What is expected
A faithful transcription of all the data is required.

Provided information
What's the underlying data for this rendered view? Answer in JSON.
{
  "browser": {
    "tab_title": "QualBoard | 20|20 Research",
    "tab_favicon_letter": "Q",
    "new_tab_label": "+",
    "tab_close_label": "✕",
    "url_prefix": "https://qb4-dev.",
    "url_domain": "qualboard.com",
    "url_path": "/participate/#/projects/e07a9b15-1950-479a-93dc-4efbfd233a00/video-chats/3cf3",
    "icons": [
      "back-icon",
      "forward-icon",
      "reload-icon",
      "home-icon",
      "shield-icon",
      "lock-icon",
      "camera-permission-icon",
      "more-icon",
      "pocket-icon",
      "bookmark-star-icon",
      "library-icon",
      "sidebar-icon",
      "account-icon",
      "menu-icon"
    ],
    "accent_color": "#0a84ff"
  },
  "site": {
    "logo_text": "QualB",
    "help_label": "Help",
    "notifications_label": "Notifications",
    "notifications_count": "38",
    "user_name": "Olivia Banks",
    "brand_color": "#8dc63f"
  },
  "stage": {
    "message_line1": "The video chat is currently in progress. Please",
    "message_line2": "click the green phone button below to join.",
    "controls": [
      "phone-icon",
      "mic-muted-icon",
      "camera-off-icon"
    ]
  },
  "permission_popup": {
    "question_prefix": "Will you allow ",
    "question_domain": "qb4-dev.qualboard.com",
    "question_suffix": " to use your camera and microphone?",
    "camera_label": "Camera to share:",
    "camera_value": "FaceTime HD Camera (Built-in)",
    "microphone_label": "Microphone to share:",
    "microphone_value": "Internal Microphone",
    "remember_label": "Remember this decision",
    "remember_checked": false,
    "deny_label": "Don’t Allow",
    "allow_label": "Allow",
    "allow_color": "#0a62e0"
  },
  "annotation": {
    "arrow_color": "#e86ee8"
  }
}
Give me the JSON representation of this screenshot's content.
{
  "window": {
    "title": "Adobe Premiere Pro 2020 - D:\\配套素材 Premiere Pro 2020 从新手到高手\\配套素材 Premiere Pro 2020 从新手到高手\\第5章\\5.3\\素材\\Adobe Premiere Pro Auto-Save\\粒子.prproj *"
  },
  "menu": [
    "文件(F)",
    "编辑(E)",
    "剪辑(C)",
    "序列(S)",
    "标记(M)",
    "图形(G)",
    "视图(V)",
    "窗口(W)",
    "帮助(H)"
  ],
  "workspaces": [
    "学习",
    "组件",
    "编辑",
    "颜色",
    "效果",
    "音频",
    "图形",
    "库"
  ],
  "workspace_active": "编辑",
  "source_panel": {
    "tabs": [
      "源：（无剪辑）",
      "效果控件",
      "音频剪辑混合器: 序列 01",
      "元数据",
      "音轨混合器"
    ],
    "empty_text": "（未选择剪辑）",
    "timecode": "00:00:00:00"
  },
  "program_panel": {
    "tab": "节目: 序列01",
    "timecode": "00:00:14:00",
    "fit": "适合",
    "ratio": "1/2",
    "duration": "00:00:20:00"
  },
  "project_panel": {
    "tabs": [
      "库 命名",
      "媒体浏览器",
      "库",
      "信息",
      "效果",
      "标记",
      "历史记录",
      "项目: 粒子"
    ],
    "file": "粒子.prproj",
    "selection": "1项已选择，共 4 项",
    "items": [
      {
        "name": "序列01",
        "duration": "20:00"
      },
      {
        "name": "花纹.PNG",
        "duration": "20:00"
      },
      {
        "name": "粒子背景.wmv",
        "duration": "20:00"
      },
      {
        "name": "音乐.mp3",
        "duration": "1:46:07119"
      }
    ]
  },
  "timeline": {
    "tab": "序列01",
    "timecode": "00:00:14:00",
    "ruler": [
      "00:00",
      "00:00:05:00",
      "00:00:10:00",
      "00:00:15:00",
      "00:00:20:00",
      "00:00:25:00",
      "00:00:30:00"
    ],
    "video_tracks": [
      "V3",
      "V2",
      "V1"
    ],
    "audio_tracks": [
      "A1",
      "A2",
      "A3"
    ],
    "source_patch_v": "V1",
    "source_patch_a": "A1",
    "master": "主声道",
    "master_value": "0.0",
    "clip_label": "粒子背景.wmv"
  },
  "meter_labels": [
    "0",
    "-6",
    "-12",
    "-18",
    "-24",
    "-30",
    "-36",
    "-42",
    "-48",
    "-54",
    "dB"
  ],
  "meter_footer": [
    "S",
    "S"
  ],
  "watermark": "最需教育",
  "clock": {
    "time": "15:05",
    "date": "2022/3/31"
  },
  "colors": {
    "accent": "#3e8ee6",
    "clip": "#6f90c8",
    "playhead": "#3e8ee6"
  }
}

Response to this task
What's the underlying data for this rendered view? Answer in JSON.
{
  "browser": {
    "tab_title": "QualBoard | 20|20 Research",
    "tab_favicon_letter": "Q",
    "new_tab_label": "+",
    "tab_close_label": "✕",
    "url_prefix": "https://qb4-dev.",
    "url_domain": "qualboard.com",
    "url_path": "/participate/#/projects/e07a9b15-1950-479a-93dc-4efbfd233a00/video-chats/3cf3",
    "icons": [
      "back-icon",
      "forward-icon",
      "reload-icon",
      "home-icon",
      "shield-icon",
      "lock-icon",
      "camera-permission-icon",
      "more-icon",
      "pocket-icon",
      "bookmark-star-icon",
      "library-icon",
      "sidebar-icon",
      "account-icon",
      "menu-icon"
    ],
    "accent_color": "#0a84ff"
  },
  "site": {
    "logo_text": "QualB",
    "help_label": "Help",
    "notifications_label": "Notifications",
    "notifications_count": "38",
    "user_name": "Olivia Banks",
    "brand_color": "#8dc63f"
  },
  "stage": {
    "message_line1": "The video chat is currently in progress. Please",
    "message_line2": "click the green phone button below to join.",
    "controls": [
      "phone-icon",
      "mic-muted-icon",
      "camera-off-icon"
    ]
  },
  "permission_popup": {
    "question_prefix": "Will you allow ",
    "question_domain": "qb4-dev.qualboard.com",
    "question_suffix": " to use your camera and microphone?",
    "camera_label": "Camera to share:",
    "camera_value": "FaceTime HD Camera (Built-in)",
    "microphone_label": "Microphone to share:",
    "microphone_value": "Internal Microphone",
    "remember_label": "Remember this decision",
    "remember_checked": false,
    "deny_label": "Don’t Allow",
    "allow_label": "Allow",
    "allow_color": "#0a62e0"
  },
  "annotation": {
    "arrow_color": "#e86ee8"
  }
}
Give me the JSON representation of this screenshot's content.
{
  "window": {
    "title": "Adobe Premiere Pro 2020 - D:\\配套素材 Premiere Pro 2020 从新手到高手\\配套素材 Premiere Pro 2020 从新手到高手\\第5章\\5.3\\素材\\Adobe Premiere Pro Auto-Save\\粒子.prproj *"
  },
  "menu": [
    "文件(F)",
    "编辑(E)",
    "剪辑(C)",
    "序列(S)",
    "标记(M)",
    "图形(G)",
    "视图(V)",
    "窗口(W)",
    "帮助(H)"
  ],
  "workspaces": [
    "学习",
    "组件",
    "编辑",
    "颜色",
    "效果",
    "音频",
    "图形",
    "库"
  ],
  "workspace_active": "编辑",
  "source_panel": {
    "tabs": [
      "源：（无剪辑）",
      "效果控件",
      "音频剪辑混合器: 序列 01",
      "元数据",
      "音轨混合器"
    ],
    "empty_text": "（未选择剪辑）",
    "timecode": "00:00:00:00"
  },
  "program_panel": {
    "tab": "节目: 序列01",
    "timecode": "00:00:14:00",
    "fit": "适合",
    "ratio": "1/2",
    "duration": "00:00:20:00"
  },
  "project_panel": {
    "tabs": [
      "库 命名",
      "媒体浏览器",
      "库",
      "信息",
      "效果",
      "标记",
      "历史记录",
      "项目: 粒子"
    ],
    "file": "粒子.prproj",
    "selection": "1项已选择，共 4 项",
    "items": [
      {
        "name": "序列01",
        "duration": "20:00"
      },
      {
        "name": "花纹.PNG",
        "duration": "20:00"
      },
      {
        "name": "粒子背景.wmv",
        "duration": "20:00"
      },
      {
        "name": "音乐.mp3",
        "duration": "1:46:07119"
      }
    ]
  },
  "timeline": {
    "tab": "序列01",
    "timecode": "00:00:14:00",
    "ruler": [
      "00:00",
      "00:00:05:00",
      "00:00:10:00",
      "00:00:15:00",
      "00:00:20:00",
      "00:00:25:00",
      "00:00:30:00"
    ],
    "video_tracks": [
      "V3",
      "V2",
      "V1"
    ],
    "audio_tracks": [
      "A1",
      "A2",
      "A3"
    ],
    "source_patch_v": "V1",
    "source_patch_a": "A1",
    "master": "主声道",
    "master_value": "0.0",
    "clip_label": "粒子背景.wmv"
  },
  "meter_labels": [
    "0",
    "-6",
    "-12",
    "-18",
    "-24",
    "-30",
    "-36",
    "-42",
    "-48",
    "-54",
    "dB"
  ],
  "meter_footer": [
    "S",
    "S"
  ],
  "watermark": "最需教育",
  "clock": {
    "time": "15:05",
    "date": "2022/3/31"
  },
  "colors": {
    "accent": "#3e8ee6",
    "clip": "#6f90c8",
    "playhead": "#3e8ee6"
  }
}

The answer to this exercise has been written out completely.